▶ **EXERCISE REQUIREMENTS**
Output the full listing word for word.

▶ **RECORDS FOR PROCESSING**
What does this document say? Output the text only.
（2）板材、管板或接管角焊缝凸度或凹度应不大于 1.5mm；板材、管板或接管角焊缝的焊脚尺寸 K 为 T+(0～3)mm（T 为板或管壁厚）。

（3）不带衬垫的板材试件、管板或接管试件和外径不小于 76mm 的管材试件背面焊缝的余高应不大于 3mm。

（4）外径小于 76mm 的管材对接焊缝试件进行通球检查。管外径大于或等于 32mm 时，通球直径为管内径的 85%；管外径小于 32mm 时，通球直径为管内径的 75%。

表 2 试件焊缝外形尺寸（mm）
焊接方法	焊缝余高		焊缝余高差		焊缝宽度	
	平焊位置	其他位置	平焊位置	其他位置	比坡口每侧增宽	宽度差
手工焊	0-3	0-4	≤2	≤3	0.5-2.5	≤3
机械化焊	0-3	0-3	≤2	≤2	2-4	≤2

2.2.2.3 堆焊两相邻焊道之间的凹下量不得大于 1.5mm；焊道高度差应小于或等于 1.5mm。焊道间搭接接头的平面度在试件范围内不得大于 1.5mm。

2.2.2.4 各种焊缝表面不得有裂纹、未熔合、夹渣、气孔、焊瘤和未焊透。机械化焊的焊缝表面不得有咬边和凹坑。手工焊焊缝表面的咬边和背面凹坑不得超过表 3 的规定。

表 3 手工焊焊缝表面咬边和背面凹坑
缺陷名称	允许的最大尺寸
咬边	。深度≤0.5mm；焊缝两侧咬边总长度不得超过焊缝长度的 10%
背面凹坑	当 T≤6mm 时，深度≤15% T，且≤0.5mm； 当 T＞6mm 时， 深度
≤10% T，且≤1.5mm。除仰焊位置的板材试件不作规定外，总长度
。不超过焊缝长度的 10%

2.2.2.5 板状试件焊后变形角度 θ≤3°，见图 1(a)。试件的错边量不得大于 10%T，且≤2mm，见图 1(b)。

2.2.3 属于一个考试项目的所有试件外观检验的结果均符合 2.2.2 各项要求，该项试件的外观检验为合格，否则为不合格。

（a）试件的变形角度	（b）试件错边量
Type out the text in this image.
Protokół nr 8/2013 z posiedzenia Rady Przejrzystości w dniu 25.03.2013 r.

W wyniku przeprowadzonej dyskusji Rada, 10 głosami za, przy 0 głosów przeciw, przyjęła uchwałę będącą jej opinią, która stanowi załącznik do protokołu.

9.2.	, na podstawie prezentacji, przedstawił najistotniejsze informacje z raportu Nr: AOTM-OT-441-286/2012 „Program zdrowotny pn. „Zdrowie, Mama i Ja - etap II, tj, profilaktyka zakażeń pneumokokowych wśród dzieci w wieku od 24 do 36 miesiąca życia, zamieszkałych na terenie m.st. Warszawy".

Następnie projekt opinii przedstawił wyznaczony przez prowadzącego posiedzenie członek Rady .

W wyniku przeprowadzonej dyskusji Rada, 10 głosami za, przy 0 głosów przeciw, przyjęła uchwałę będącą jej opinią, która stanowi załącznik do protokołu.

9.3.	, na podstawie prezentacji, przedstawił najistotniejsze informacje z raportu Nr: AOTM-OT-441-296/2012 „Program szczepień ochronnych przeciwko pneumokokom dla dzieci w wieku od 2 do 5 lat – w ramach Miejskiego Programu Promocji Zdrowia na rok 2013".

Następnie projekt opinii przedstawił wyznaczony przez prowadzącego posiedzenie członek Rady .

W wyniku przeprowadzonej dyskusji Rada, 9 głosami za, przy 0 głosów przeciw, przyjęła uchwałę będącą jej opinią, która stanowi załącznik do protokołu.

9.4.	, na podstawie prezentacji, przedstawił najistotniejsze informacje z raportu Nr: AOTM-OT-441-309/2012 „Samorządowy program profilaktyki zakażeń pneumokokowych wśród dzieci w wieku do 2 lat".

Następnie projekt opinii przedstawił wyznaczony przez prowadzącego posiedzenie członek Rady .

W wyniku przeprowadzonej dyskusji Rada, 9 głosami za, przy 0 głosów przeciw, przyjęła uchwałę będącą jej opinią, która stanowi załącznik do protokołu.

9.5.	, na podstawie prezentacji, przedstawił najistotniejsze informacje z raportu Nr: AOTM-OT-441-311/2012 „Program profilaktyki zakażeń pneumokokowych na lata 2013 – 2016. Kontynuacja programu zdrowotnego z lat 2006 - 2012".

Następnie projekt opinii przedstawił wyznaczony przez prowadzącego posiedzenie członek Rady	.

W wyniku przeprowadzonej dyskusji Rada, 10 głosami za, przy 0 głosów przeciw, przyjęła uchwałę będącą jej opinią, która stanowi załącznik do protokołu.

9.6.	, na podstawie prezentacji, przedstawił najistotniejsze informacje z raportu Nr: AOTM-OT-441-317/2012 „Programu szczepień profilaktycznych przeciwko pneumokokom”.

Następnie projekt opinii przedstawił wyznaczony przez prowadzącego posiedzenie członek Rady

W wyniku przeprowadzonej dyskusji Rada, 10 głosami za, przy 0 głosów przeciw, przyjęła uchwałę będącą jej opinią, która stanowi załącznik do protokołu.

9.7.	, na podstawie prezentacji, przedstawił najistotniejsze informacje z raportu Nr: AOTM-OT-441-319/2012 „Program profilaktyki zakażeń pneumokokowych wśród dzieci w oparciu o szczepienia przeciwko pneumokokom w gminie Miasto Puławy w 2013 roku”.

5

▶ **RESULT OF THIS TASK**
What does this document say? Output the text only.
（2）板材、管板或接管角焊缝凸度或凹度应不大于 1.5mm；板材、管板或接管角焊缝的焊脚尺寸 K 为 T+(0～3)mm（T 为板或管壁厚）。

（3）不带衬垫的板材试件、管板或接管试件和外径不小于 76mm 的管材试件背面焊缝的余高应不大于 3mm。

（4）外径小于 76mm 的管材对接焊缝试件进行通球检查。管外径大于或等于 32mm 时，通球直径为管内径的 85%；管外径小于 32mm 时，通球直径为管内径的 75%。

表 2 试件焊缝外形尺寸（mm）
焊接方法	焊缝余高		焊缝余高差		焊缝宽度	
	平焊位置	其他位置	平焊位置	其他位置	比坡口每侧增宽	宽度差
手工焊	0-3	0-4	≤2	≤3	0.5-2.5	≤3
机械化焊	0-3	0-3	≤2	≤2	2-4	≤2

2.2.2.3 堆焊两相邻焊道之间的凹下量不得大于 1.5mm；焊道高度差应小于或等于 1.5mm。焊道间搭接接头的平面度在试件范围内不得大于 1.5mm。

2.2.2.4 各种焊缝表面不得有裂纹、未熔合、夹渣、气孔、焊瘤和未焊透。机械化焊的焊缝表面不得有咬边和凹坑。手工焊焊缝表面的咬边和背面凹坑不得超过表 3 的规定。

表 3 手工焊焊缝表面咬边和背面凹坑
缺陷名称	允许的最大尺寸
咬边	。深度≤0.5mm；焊缝两侧咬边总长度不得超过焊缝长度的 10%
背面凹坑	当 T≤6mm 时，深度≤15% T，且≤0.5mm； 当 T＞6mm 时， 深度
≤10% T，且≤1.5mm。除仰焊位置的板材试件不作规定外，总长度
。不超过焊缝长度的 10%

2.2.2.5 板状试件焊后变形角度 θ≤3°，见图 1(a)。试件的错边量不得大于 10%T，且≤2mm，见图 1(b)。

2.2.3 属于一个考试项目的所有试件外观检验的结果均符合 2.2.2 各项要求，该项试件的外观检验为合格，否则为不合格。

（a）试件的变形角度	（b）试件错边量
Type out the text in this image.
Protokół nr 8/2013 z posiedzenia Rady Przejrzystości w dniu 25.03.2013 r.

W wyniku przeprowadzonej dyskusji Rada, 10 głosami za, przy 0 głosów przeciw, przyjęła uchwałę będącą jej opinią, która stanowi załącznik do protokołu.

9.2.	, na podstawie prezentacji, przedstawił najistotniejsze informacje z raportu Nr: AOTM-OT-441-286/2012 „Program zdrowotny pn. „Zdrowie, Mama i Ja - etap II, tj, profilaktyka zakażeń pneumokokowych wśród dzieci w wieku od 24 do 36 miesiąca życia, zamieszkałych na terenie m.st. Warszawy".

Następnie projekt opinii przedstawił wyznaczony przez prowadzącego posiedzenie członek Rady .

W wyniku przeprowadzonej dyskusji Rada, 10 głosami za, przy 0 głosów przeciw, przyjęła uchwałę będącą jej opinią, która stanowi załącznik do protokołu.

9.3.	, na podstawie prezentacji, przedstawił najistotniejsze informacje z raportu Nr: AOTM-OT-441-296/2012 „Program szczepień ochronnych przeciwko pneumokokom dla dzieci w wieku od 2 do 5 lat – w ramach Miejskiego Programu Promocji Zdrowia na rok 2013".

Następnie projekt opinii przedstawił wyznaczony przez prowadzącego posiedzenie członek Rady .

W wyniku przeprowadzonej dyskusji Rada, 9 głosami za, przy 0 głosów przeciw, przyjęła uchwałę będącą jej opinią, która stanowi załącznik do protokołu.

9.4.	, na podstawie prezentacji, przedstawił najistotniejsze informacje z raportu Nr: AOTM-OT-441-309/2012 „Samorządowy program profilaktyki zakażeń pneumokokowych wśród dzieci w wieku do 2 lat".

Następnie projekt opinii przedstawił wyznaczony przez prowadzącego posiedzenie członek Rady .

W wyniku przeprowadzonej dyskusji Rada, 9 głosami za, przy 0 głosów przeciw, przyjęła uchwałę będącą jej opinią, która stanowi załącznik do protokołu.

9.5.	, na podstawie prezentacji, przedstawił najistotniejsze informacje z raportu Nr: AOTM-OT-441-311/2012 „Program profilaktyki zakażeń pneumokokowych na lata 2013 – 2016. Kontynuacja programu zdrowotnego z lat 2006 - 2012".

Następnie projekt opinii przedstawił wyznaczony przez prowadzącego posiedzenie członek Rady	.

W wyniku przeprowadzonej dyskusji Rada, 10 głosami za, przy 0 głosów przeciw, przyjęła uchwałę będącą jej opinią, która stanowi załącznik do protokołu.

9.6.	, na podstawie prezentacji, przedstawił najistotniejsze informacje z raportu Nr: AOTM-OT-441-317/2012 „Programu szczepień profilaktycznych przeciwko pneumokokom”.

Następnie projekt opinii przedstawił wyznaczony przez prowadzącego posiedzenie członek Rady

W wyniku przeprowadzonej dyskusji Rada, 10 głosami za, przy 0 głosów przeciw, przyjęła uchwałę będącą jej opinią, która stanowi załącznik do protokołu.

9.7.	, na podstawie prezentacji, przedstawił najistotniejsze informacje z raportu Nr: AOTM-OT-441-319/2012 „Program profilaktyki zakażeń pneumokokowych wśród dzieci w oparciu o szczepienia przeciwko pneumokokom w gminie Miasto Puławy w 2013 roku”.

5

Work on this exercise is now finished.